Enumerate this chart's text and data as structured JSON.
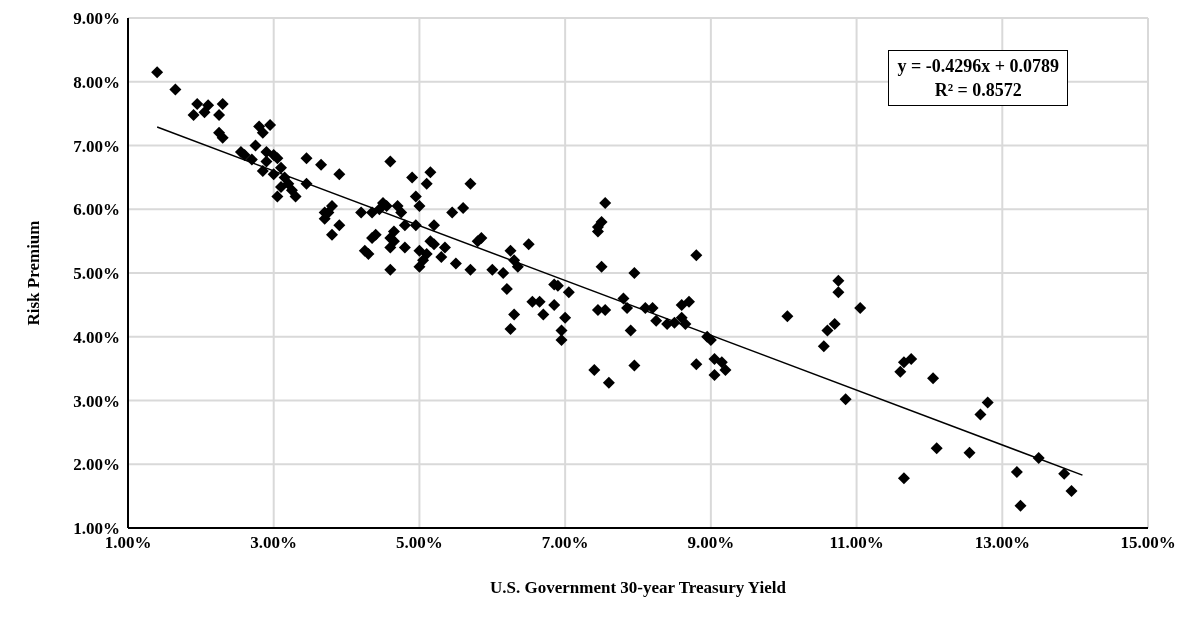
{
  "chart_data": {
    "type": "scatter",
    "xlabel": "U.S. Government 30-year Treasury Yield",
    "ylabel": "Risk Premium",
    "xlim": [
      1,
      15
    ],
    "xticks": [
      {
        "value": 1,
        "label": "1.00%"
      },
      {
        "value": 3,
        "label": "3.00%"
      },
      {
        "value": 5,
        "label": "5.00%"
      },
      {
        "value": 7,
        "label": "7.00%"
      },
      {
        "value": 9,
        "label": "9.00%"
      },
      {
        "value": 11,
        "label": "11.00%"
      },
      {
        "value": 13,
        "label": "13.00%"
      },
      {
        "value": 15,
        "label": "15.00%"
      }
    ],
    "ylim": [
      1,
      9
    ],
    "yticks": [
      {
        "value": 1,
        "label": "1.00%"
      },
      {
        "value": 2,
        "label": "2.00%"
      },
      {
        "value": 3,
        "label": "3.00%"
      },
      {
        "value": 4,
        "label": "4.00%"
      },
      {
        "value": 5,
        "label": "5.00%"
      },
      {
        "value": 6,
        "label": "6.00%"
      },
      {
        "value": 7,
        "label": "7.00%"
      },
      {
        "value": 8,
        "label": "8.00%"
      },
      {
        "value": 9,
        "label": "9.00%"
      }
    ],
    "grid": true,
    "marker": "diamond",
    "annotations": [
      "y = -0.4296x + 0.0789",
      "R² = 0.8572"
    ],
    "series": [
      {
        "color": "#000000",
        "x": [
          1.4,
          1.65,
          1.9,
          1.95,
          2.05,
          2.1,
          2.3,
          2.25,
          2.25,
          2.3,
          2.55,
          2.6,
          2.7,
          2.75,
          2.8,
          2.85,
          2.9,
          2.95,
          2.85,
          2.9,
          3.0,
          3.0,
          3.05,
          3.05,
          3.1,
          3.1,
          3.15,
          3.2,
          3.25,
          3.3,
          3.45,
          3.45,
          3.65,
          3.7,
          3.7,
          3.75,
          3.8,
          3.8,
          3.9,
          3.9,
          4.2,
          4.25,
          4.3,
          4.35,
          4.35,
          4.4,
          4.45,
          4.5,
          4.55,
          4.6,
          4.6,
          4.6,
          4.6,
          4.65,
          4.65,
          4.7,
          4.75,
          4.8,
          4.8,
          4.9,
          4.95,
          4.95,
          5.0,
          5.0,
          5.0,
          5.05,
          5.1,
          5.1,
          5.15,
          5.15,
          5.2,
          5.2,
          5.3,
          5.35,
          5.45,
          5.5,
          5.6,
          5.7,
          5.7,
          5.8,
          5.85,
          6.0,
          6.15,
          6.2,
          6.25,
          6.25,
          6.3,
          6.3,
          6.35,
          6.5,
          6.55,
          6.65,
          6.7,
          6.85,
          6.85,
          6.9,
          6.95,
          6.95,
          7.0,
          7.05,
          7.4,
          7.45,
          7.45,
          7.45,
          7.5,
          7.5,
          7.55,
          7.55,
          7.6,
          7.8,
          7.85,
          7.9,
          7.95,
          7.95,
          8.1,
          8.2,
          8.25,
          8.4,
          8.5,
          8.6,
          8.6,
          8.65,
          8.7,
          8.8,
          8.8,
          8.95,
          9.0,
          9.05,
          9.05,
          9.15,
          9.2,
          10.05,
          10.55,
          10.6,
          10.7,
          10.75,
          10.75,
          10.85,
          11.05,
          11.6,
          11.65,
          11.65,
          11.75,
          12.05,
          12.1,
          12.55,
          12.7,
          12.8,
          13.2,
          13.25,
          13.5,
          13.85,
          13.95
        ],
        "values": [
          8.15,
          7.88,
          7.48,
          7.65,
          7.52,
          7.63,
          7.65,
          7.48,
          7.2,
          7.12,
          6.9,
          6.85,
          6.78,
          7.0,
          7.3,
          7.2,
          6.9,
          7.32,
          6.6,
          6.75,
          6.85,
          6.55,
          6.8,
          6.2,
          6.65,
          6.35,
          6.5,
          6.4,
          6.3,
          6.2,
          6.8,
          6.4,
          6.7,
          5.95,
          5.85,
          5.95,
          6.05,
          5.6,
          6.55,
          5.75,
          5.95,
          5.35,
          5.3,
          5.95,
          5.55,
          5.6,
          6.0,
          6.1,
          6.05,
          6.75,
          5.55,
          5.4,
          5.05,
          5.65,
          5.5,
          6.05,
          5.95,
          5.4,
          5.75,
          6.5,
          6.2,
          5.75,
          6.05,
          5.1,
          5.35,
          5.2,
          5.3,
          6.4,
          6.58,
          5.5,
          5.75,
          5.45,
          5.25,
          5.4,
          5.95,
          5.15,
          6.02,
          6.4,
          5.05,
          5.5,
          5.55,
          5.05,
          5.0,
          4.75,
          5.35,
          4.12,
          5.2,
          4.35,
          5.1,
          5.45,
          4.55,
          4.55,
          4.35,
          4.5,
          4.82,
          4.8,
          3.95,
          4.1,
          4.3,
          4.7,
          3.48,
          5.65,
          5.72,
          4.42,
          5.8,
          5.1,
          6.1,
          4.42,
          3.28,
          4.6,
          4.45,
          4.1,
          5.0,
          3.55,
          4.45,
          4.45,
          4.25,
          4.2,
          4.22,
          4.5,
          4.3,
          4.2,
          4.55,
          5.28,
          3.57,
          4.0,
          3.95,
          3.65,
          3.4,
          3.6,
          3.48,
          4.32,
          3.85,
          4.1,
          4.2,
          4.7,
          4.88,
          3.02,
          4.45,
          3.45,
          3.6,
          1.78,
          3.65,
          3.35,
          2.25,
          2.18,
          2.78,
          2.97,
          1.88,
          1.35,
          2.1,
          1.85,
          1.58
        ]
      },
      {
        "type": "line",
        "marker": "none",
        "color": "#000000",
        "x": [
          1.4,
          14.1
        ],
        "values": [
          7.29,
          1.83
        ]
      }
    ]
  }
}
####
- WRITTEN INSTRUCTION -
Every line is to be duplicated exactly, though pictures stay out.

- CORRECT RESULT -
Enumerate this chart's text and data as structured JSON.
{
  "chart_data": {
    "type": "scatter",
    "xlabel": "U.S. Government 30-year Treasury Yield",
    "ylabel": "Risk Premium",
    "xlim": [
      1,
      15
    ],
    "xticks": [
      {
        "value": 1,
        "label": "1.00%"
      },
      {
        "value": 3,
        "label": "3.00%"
      },
      {
        "value": 5,
        "label": "5.00%"
      },
      {
        "value": 7,
        "label": "7.00%"
      },
      {
        "value": 9,
        "label": "9.00%"
      },
      {
        "value": 11,
        "label": "11.00%"
      },
      {
        "value": 13,
        "label": "13.00%"
      },
      {
        "value": 15,
        "label": "15.00%"
      }
    ],
    "ylim": [
      1,
      9
    ],
    "yticks": [
      {
        "value": 1,
        "label": "1.00%"
      },
      {
        "value": 2,
        "label": "2.00%"
      },
      {
        "value": 3,
        "label": "3.00%"
      },
      {
        "value": 4,
        "label": "4.00%"
      },
      {
        "value": 5,
        "label": "5.00%"
      },
      {
        "value": 6,
        "label": "6.00%"
      },
      {
        "value": 7,
        "label": "7.00%"
      },
      {
        "value": 8,
        "label": "8.00%"
      },
      {
        "value": 9,
        "label": "9.00%"
      }
    ],
    "grid": true,
    "marker": "diamond",
    "annotations": [
      "y = -0.4296x + 0.0789",
      "R² = 0.8572"
    ],
    "series": [
      {
        "color": "#000000",
        "x": [
          1.4,
          1.65,
          1.9,
          1.95,
          2.05,
          2.1,
          2.3,
          2.25,
          2.25,
          2.3,
          2.55,
          2.6,
          2.7,
          2.75,
          2.8,
          2.85,
          2.9,
          2.95,
          2.85,
          2.9,
          3.0,
          3.0,
          3.05,
          3.05,
          3.1,
          3.1,
          3.15,
          3.2,
          3.25,
          3.3,
          3.45,
          3.45,
          3.65,
          3.7,
          3.7,
          3.75,
          3.8,
          3.8,
          3.9,
          3.9,
          4.2,
          4.25,
          4.3,
          4.35,
          4.35,
          4.4,
          4.45,
          4.5,
          4.55,
          4.6,
          4.6,
          4.6,
          4.6,
          4.65,
          4.65,
          4.7,
          4.75,
          4.8,
          4.8,
          4.9,
          4.95,
          4.95,
          5.0,
          5.0,
          5.0,
          5.05,
          5.1,
          5.1,
          5.15,
          5.15,
          5.2,
          5.2,
          5.3,
          5.35,
          5.45,
          5.5,
          5.6,
          5.7,
          5.7,
          5.8,
          5.85,
          6.0,
          6.15,
          6.2,
          6.25,
          6.25,
          6.3,
          6.3,
          6.35,
          6.5,
          6.55,
          6.65,
          6.7,
          6.85,
          6.85,
          6.9,
          6.95,
          6.95,
          7.0,
          7.05,
          7.4,
          7.45,
          7.45,
          7.45,
          7.5,
          7.5,
          7.55,
          7.55,
          7.6,
          7.8,
          7.85,
          7.9,
          7.95,
          7.95,
          8.1,
          8.2,
          8.25,
          8.4,
          8.5,
          8.6,
          8.6,
          8.65,
          8.7,
          8.8,
          8.8,
          8.95,
          9.0,
          9.05,
          9.05,
          9.15,
          9.2,
          10.05,
          10.55,
          10.6,
          10.7,
          10.75,
          10.75,
          10.85,
          11.05,
          11.6,
          11.65,
          11.65,
          11.75,
          12.05,
          12.1,
          12.55,
          12.7,
          12.8,
          13.2,
          13.25,
          13.5,
          13.85,
          13.95
        ],
        "values": [
          8.15,
          7.88,
          7.48,
          7.65,
          7.52,
          7.63,
          7.65,
          7.48,
          7.2,
          7.12,
          6.9,
          6.85,
          6.78,
          7.0,
          7.3,
          7.2,
          6.9,
          7.32,
          6.6,
          6.75,
          6.85,
          6.55,
          6.8,
          6.2,
          6.65,
          6.35,
          6.5,
          6.4,
          6.3,
          6.2,
          6.8,
          6.4,
          6.7,
          5.95,
          5.85,
          5.95,
          6.05,
          5.6,
          6.55,
          5.75,
          5.95,
          5.35,
          5.3,
          5.95,
          5.55,
          5.6,
          6.0,
          6.1,
          6.05,
          6.75,
          5.55,
          5.4,
          5.05,
          5.65,
          5.5,
          6.05,
          5.95,
          5.4,
          5.75,
          6.5,
          6.2,
          5.75,
          6.05,
          5.1,
          5.35,
          5.2,
          5.3,
          6.4,
          6.58,
          5.5,
          5.75,
          5.45,
          5.25,
          5.4,
          5.95,
          5.15,
          6.02,
          6.4,
          5.05,
          5.5,
          5.55,
          5.05,
          5.0,
          4.75,
          5.35,
          4.12,
          5.2,
          4.35,
          5.1,
          5.45,
          4.55,
          4.55,
          4.35,
          4.5,
          4.82,
          4.8,
          3.95,
          4.1,
          4.3,
          4.7,
          3.48,
          5.65,
          5.72,
          4.42,
          5.8,
          5.1,
          6.1,
          4.42,
          3.28,
          4.6,
          4.45,
          4.1,
          5.0,
          3.55,
          4.45,
          4.45,
          4.25,
          4.2,
          4.22,
          4.5,
          4.3,
          4.2,
          4.55,
          5.28,
          3.57,
          4.0,
          3.95,
          3.65,
          3.4,
          3.6,
          3.48,
          4.32,
          3.85,
          4.1,
          4.2,
          4.7,
          4.88,
          3.02,
          4.45,
          3.45,
          3.6,
          1.78,
          3.65,
          3.35,
          2.25,
          2.18,
          2.78,
          2.97,
          1.88,
          1.35,
          2.1,
          1.85,
          1.58
        ]
      },
      {
        "type": "line",
        "marker": "none",
        "color": "#000000",
        "x": [
          1.4,
          14.1
        ],
        "values": [
          7.29,
          1.83
        ]
      }
    ]
  }
}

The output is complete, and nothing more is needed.